** Begin Information shown **

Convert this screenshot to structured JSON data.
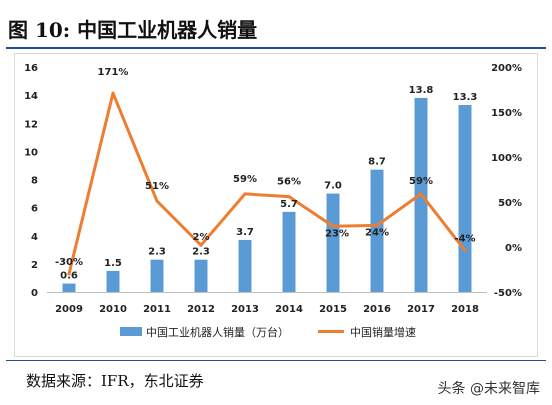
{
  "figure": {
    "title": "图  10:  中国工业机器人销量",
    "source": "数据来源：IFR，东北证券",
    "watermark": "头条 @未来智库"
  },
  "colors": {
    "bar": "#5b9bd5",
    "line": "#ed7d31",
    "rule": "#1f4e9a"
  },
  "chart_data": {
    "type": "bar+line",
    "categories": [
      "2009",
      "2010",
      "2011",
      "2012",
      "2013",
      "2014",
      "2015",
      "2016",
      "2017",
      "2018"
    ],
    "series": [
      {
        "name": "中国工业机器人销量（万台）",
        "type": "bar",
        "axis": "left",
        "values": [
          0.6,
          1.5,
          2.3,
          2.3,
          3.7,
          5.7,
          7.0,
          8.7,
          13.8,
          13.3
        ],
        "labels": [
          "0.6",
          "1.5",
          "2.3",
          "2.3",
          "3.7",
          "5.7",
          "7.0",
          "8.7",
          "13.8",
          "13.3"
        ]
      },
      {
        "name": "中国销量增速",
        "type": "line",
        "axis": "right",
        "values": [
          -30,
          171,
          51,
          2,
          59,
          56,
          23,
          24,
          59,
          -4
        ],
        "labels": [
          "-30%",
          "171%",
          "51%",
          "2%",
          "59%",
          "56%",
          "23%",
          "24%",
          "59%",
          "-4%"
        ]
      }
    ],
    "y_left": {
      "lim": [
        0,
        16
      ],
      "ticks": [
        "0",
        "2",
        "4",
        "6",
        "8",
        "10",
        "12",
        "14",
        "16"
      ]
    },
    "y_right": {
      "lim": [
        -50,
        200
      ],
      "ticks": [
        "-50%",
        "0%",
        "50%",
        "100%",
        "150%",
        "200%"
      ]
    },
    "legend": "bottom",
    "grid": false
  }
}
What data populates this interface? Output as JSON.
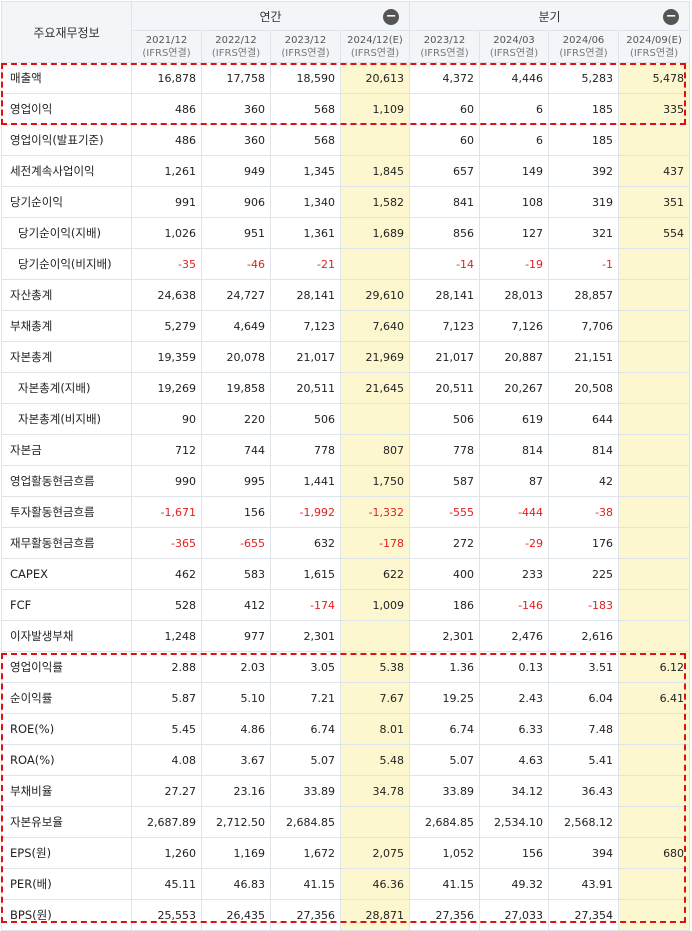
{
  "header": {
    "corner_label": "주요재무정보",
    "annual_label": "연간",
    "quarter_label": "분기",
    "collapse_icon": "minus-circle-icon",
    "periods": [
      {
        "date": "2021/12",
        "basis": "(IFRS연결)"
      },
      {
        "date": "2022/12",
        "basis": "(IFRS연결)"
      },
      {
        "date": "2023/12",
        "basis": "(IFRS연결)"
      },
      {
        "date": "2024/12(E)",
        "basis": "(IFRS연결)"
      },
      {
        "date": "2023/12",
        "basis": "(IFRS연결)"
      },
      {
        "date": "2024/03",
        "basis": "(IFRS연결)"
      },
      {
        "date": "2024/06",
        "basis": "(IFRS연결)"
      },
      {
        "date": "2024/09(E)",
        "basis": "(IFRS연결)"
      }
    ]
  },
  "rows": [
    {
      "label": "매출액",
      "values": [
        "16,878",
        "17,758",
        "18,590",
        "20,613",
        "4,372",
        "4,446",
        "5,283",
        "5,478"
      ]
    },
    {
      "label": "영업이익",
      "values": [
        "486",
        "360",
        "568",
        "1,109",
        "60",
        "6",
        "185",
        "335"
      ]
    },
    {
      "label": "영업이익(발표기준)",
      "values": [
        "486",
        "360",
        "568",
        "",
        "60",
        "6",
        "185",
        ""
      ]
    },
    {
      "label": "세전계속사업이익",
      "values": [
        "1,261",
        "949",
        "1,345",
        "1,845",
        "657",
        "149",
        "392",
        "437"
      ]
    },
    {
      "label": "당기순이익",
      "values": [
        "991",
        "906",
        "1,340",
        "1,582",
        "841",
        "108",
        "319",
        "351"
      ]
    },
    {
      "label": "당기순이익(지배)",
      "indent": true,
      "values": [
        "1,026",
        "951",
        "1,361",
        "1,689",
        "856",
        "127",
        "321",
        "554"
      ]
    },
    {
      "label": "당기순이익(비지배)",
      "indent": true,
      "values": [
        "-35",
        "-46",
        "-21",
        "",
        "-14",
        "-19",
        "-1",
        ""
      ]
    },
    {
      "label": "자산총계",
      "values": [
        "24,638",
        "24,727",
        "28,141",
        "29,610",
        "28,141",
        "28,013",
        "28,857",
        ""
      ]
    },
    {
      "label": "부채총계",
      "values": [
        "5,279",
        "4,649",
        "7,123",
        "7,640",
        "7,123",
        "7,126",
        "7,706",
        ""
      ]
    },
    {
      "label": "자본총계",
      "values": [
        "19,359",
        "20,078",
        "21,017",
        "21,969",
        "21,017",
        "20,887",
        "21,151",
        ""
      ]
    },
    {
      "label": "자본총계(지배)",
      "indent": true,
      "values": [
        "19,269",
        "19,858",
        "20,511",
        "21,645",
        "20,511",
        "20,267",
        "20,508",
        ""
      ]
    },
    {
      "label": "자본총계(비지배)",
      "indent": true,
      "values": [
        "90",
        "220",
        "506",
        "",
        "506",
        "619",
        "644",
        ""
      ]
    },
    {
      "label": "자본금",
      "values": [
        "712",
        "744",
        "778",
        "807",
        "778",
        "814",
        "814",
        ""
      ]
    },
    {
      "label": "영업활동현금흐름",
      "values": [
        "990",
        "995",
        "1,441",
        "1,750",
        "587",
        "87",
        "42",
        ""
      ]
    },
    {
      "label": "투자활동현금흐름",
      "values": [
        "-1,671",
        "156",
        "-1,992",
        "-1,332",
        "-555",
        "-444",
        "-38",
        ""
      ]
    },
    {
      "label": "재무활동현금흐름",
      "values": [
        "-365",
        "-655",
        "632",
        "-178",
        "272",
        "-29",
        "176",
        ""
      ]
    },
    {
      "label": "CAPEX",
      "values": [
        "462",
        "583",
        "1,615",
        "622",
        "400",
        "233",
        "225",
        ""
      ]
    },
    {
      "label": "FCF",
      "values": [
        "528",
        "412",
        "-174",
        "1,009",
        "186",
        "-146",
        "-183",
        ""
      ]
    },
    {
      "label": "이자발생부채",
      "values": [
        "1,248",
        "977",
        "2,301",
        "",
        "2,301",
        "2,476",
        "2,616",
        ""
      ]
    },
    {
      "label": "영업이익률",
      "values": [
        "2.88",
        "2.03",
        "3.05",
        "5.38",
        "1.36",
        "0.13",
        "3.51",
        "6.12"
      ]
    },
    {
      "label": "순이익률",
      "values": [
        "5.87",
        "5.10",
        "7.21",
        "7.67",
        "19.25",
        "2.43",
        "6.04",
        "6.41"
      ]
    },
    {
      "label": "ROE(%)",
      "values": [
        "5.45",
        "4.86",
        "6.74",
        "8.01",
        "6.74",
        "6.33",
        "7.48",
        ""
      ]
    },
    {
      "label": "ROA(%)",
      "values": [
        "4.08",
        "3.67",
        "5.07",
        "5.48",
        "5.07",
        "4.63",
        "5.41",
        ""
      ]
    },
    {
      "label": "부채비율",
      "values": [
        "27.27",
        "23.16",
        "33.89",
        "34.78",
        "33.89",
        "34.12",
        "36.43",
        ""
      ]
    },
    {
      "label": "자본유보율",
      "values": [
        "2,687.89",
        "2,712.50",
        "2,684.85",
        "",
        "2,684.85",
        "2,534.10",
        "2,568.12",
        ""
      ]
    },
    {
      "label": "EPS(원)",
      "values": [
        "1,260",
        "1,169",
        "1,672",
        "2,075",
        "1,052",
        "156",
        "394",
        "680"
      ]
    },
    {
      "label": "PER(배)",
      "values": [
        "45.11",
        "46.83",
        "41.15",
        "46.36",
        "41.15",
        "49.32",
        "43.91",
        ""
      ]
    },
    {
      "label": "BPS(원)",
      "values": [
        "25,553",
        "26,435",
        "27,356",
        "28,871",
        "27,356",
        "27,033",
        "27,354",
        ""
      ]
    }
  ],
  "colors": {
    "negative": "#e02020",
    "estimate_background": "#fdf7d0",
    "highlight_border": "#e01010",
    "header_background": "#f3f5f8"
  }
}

** End Information shown **

Task statement
Without the pictures, extract every entry verbatim.

Result of this exercise
Convert this screenshot to structured JSON data.
{
  "figure": {
    "title": "图  10:  中国工业机器人销量",
    "source": "数据来源：IFR，东北证券",
    "watermark": "头条 @未来智库"
  },
  "colors": {
    "bar": "#5b9bd5",
    "line": "#ed7d31",
    "rule": "#1f4e9a"
  },
  "chart_data": {
    "type": "bar+line",
    "categories": [
      "2009",
      "2010",
      "2011",
      "2012",
      "2013",
      "2014",
      "2015",
      "2016",
      "2017",
      "2018"
    ],
    "series": [
      {
        "name": "中国工业机器人销量（万台）",
        "type": "bar",
        "axis": "left",
        "values": [
          0.6,
          1.5,
          2.3,
          2.3,
          3.7,
          5.7,
          7.0,
          8.7,
          13.8,
          13.3
        ],
        "labels": [
          "0.6",
          "1.5",
          "2.3",
          "2.3",
          "3.7",
          "5.7",
          "7.0",
          "8.7",
          "13.8",
          "13.3"
        ]
      },
      {
        "name": "中国销量增速",
        "type": "line",
        "axis": "right",
        "values": [
          -30,
          171,
          51,
          2,
          59,
          56,
          23,
          24,
          59,
          -4
        ],
        "labels": [
          "-30%",
          "171%",
          "51%",
          "2%",
          "59%",
          "56%",
          "23%",
          "24%",
          "59%",
          "-4%"
        ]
      }
    ],
    "y_left": {
      "lim": [
        0,
        16
      ],
      "ticks": [
        "0",
        "2",
        "4",
        "6",
        "8",
        "10",
        "12",
        "14",
        "16"
      ]
    },
    "y_right": {
      "lim": [
        -50,
        200
      ],
      "ticks": [
        "-50%",
        "0%",
        "50%",
        "100%",
        "150%",
        "200%"
      ]
    },
    "legend": "bottom",
    "grid": false
  }
}
What data populates this interface? Output as JSON.
{
  "header": {
    "corner_label": "주요재무정보",
    "annual_label": "연간",
    "quarter_label": "분기",
    "collapse_icon": "minus-circle-icon",
    "periods": [
      {
        "date": "2021/12",
        "basis": "(IFRS연결)"
      },
      {
        "date": "2022/12",
        "basis": "(IFRS연결)"
      },
      {
        "date": "2023/12",
        "basis": "(IFRS연결)"
      },
      {
        "date": "2024/12(E)",
        "basis": "(IFRS연결)"
      },
      {
        "date": "2023/12",
        "basis": "(IFRS연결)"
      },
      {
        "date": "2024/03",
        "basis": "(IFRS연결)"
      },
      {
        "date": "2024/06",
        "basis": "(IFRS연결)"
      },
      {
        "date": "2024/09(E)",
        "basis": "(IFRS연결)"
      }
    ]
  },
  "rows": [
    {
      "label": "매출액",
      "values": [
        "16,878",
        "17,758",
        "18,590",
        "20,613",
        "4,372",
        "4,446",
        "5,283",
        "5,478"
      ]
    },
    {
      "label": "영업이익",
      "values": [
        "486",
        "360",
        "568",
        "1,109",
        "60",
        "6",
        "185",
        "335"
      ]
    },
    {
      "label": "영업이익(발표기준)",
      "values": [
        "486",
        "360",
        "568",
        "",
        "60",
        "6",
        "185",
        ""
      ]
    },
    {
      "label": "세전계속사업이익",
      "values": [
        "1,261",
        "949",
        "1,345",
        "1,845",
        "657",
        "149",
        "392",
        "437"
      ]
    },
    {
      "label": "당기순이익",
      "values": [
        "991",
        "906",
        "1,340",
        "1,582",
        "841",
        "108",
        "319",
        "351"
      ]
    },
    {
      "label": "당기순이익(지배)",
      "indent": true,
      "values": [
        "1,026",
        "951",
        "1,361",
        "1,689",
        "856",
        "127",
        "321",
        "554"
      ]
    },
    {
      "label": "당기순이익(비지배)",
      "indent": true,
      "values": [
        "-35",
        "-46",
        "-21",
        "",
        "-14",
        "-19",
        "-1",
        ""
      ]
    },
    {
      "label": "자산총계",
      "values": [
        "24,638",
        "24,727",
        "28,141",
        "29,610",
        "28,141",
        "28,013",
        "28,857",
        ""
      ]
    },
    {
      "label": "부채총계",
      "values": [
        "5,279",
        "4,649",
        "7,123",
        "7,640",
        "7,123",
        "7,126",
        "7,706",
        ""
      ]
    },
    {
      "label": "자본총계",
      "values": [
        "19,359",
        "20,078",
        "21,017",
        "21,969",
        "21,017",
        "20,887",
        "21,151",
        ""
      ]
    },
    {
      "label": "자본총계(지배)",
      "indent": true,
      "values": [
        "19,269",
        "19,858",
        "20,511",
        "21,645",
        "20,511",
        "20,267",
        "20,508",
        ""
      ]
    },
    {
      "label": "자본총계(비지배)",
      "indent": true,
      "values": [
        "90",
        "220",
        "506",
        "",
        "506",
        "619",
        "644",
        ""
      ]
    },
    {
      "label": "자본금",
      "values": [
        "712",
        "744",
        "778",
        "807",
        "778",
        "814",
        "814",
        ""
      ]
    },
    {
      "label": "영업활동현금흐름",
      "values": [
        "990",
        "995",
        "1,441",
        "1,750",
        "587",
        "87",
        "42",
        ""
      ]
    },
    {
      "label": "투자활동현금흐름",
      "values": [
        "-1,671",
        "156",
        "-1,992",
        "-1,332",
        "-555",
        "-444",
        "-38",
        ""
      ]
    },
    {
      "label": "재무활동현금흐름",
      "values": [
        "-365",
        "-655",
        "632",
        "-178",
        "272",
        "-29",
        "176",
        ""
      ]
    },
    {
      "label": "CAPEX",
      "values": [
        "462",
        "583",
        "1,615",
        "622",
        "400",
        "233",
        "225",
        ""
      ]
    },
    {
      "label": "FCF",
      "values": [
        "528",
        "412",
        "-174",
        "1,009",
        "186",
        "-146",
        "-183",
        ""
      ]
    },
    {
      "label": "이자발생부채",
      "values": [
        "1,248",
        "977",
        "2,301",
        "",
        "2,301",
        "2,476",
        "2,616",
        ""
      ]
    },
    {
      "label": "영업이익률",
      "values": [
        "2.88",
        "2.03",
        "3.05",
        "5.38",
        "1.36",
        "0.13",
        "3.51",
        "6.12"
      ]
    },
    {
      "label": "순이익률",
      "values": [
        "5.87",
        "5.10",
        "7.21",
        "7.67",
        "19.25",
        "2.43",
        "6.04",
        "6.41"
      ]
    },
    {
      "label": "ROE(%)",
      "values": [
        "5.45",
        "4.86",
        "6.74",
        "8.01",
        "6.74",
        "6.33",
        "7.48",
        ""
      ]
    },
    {
      "label": "ROA(%)",
      "values": [
        "4.08",
        "3.67",
        "5.07",
        "5.48",
        "5.07",
        "4.63",
        "5.41",
        ""
      ]
    },
    {
      "label": "부채비율",
      "values": [
        "27.27",
        "23.16",
        "33.89",
        "34.78",
        "33.89",
        "34.12",
        "36.43",
        ""
      ]
    },
    {
      "label": "자본유보율",
      "values": [
        "2,687.89",
        "2,712.50",
        "2,684.85",
        "",
        "2,684.85",
        "2,534.10",
        "2,568.12",
        ""
      ]
    },
    {
      "label": "EPS(원)",
      "values": [
        "1,260",
        "1,169",
        "1,672",
        "2,075",
        "1,052",
        "156",
        "394",
        "680"
      ]
    },
    {
      "label": "PER(배)",
      "values": [
        "45.11",
        "46.83",
        "41.15",
        "46.36",
        "41.15",
        "49.32",
        "43.91",
        ""
      ]
    },
    {
      "label": "BPS(원)",
      "values": [
        "25,553",
        "26,435",
        "27,356",
        "28,871",
        "27,356",
        "27,033",
        "27,354",
        ""
      ]
    }
  ],
  "colors": {
    "negative": "#e02020",
    "estimate_background": "#fdf7d0",
    "highlight_border": "#e01010",
    "header_background": "#f3f5f8"
  }
}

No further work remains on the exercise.